## WHAT THE EXERCISE ASKS
Your task is to repeat all of the material exactly.

## RECORD EXCERPTS
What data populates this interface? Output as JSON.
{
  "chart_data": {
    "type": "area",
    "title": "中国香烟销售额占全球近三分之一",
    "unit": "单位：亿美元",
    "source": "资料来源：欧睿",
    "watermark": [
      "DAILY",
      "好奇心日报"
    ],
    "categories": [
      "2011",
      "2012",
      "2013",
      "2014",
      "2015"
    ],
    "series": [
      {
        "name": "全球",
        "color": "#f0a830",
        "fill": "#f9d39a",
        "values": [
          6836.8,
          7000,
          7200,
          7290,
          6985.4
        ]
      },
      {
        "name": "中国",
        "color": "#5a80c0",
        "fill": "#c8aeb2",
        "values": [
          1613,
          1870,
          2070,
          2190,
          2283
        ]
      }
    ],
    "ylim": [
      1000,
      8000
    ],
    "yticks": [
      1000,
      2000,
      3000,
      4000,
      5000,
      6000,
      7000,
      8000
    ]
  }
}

## COMPLETED TASK
What data populates this interface? Output as JSON.
{
  "chart_data": {
    "type": "area",
    "title": "中国香烟销售额占全球近三分之一",
    "unit": "单位：亿美元",
    "source": "资料来源：欧睿",
    "watermark": [
      "DAILY",
      "好奇心日报"
    ],
    "categories": [
      "2011",
      "2012",
      "2013",
      "2014",
      "2015"
    ],
    "series": [
      {
        "name": "全球",
        "color": "#f0a830",
        "fill": "#f9d39a",
        "values": [
          6836.8,
          7000,
          7200,
          7290,
          6985.4
        ]
      },
      {
        "name": "中国",
        "color": "#5a80c0",
        "fill": "#c8aeb2",
        "values": [
          1613,
          1870,
          2070,
          2190,
          2283
        ]
      }
    ],
    "ylim": [
      1000,
      8000
    ],
    "yticks": [
      1000,
      2000,
      3000,
      4000,
      5000,
      6000,
      7000,
      8000
    ]
  }
}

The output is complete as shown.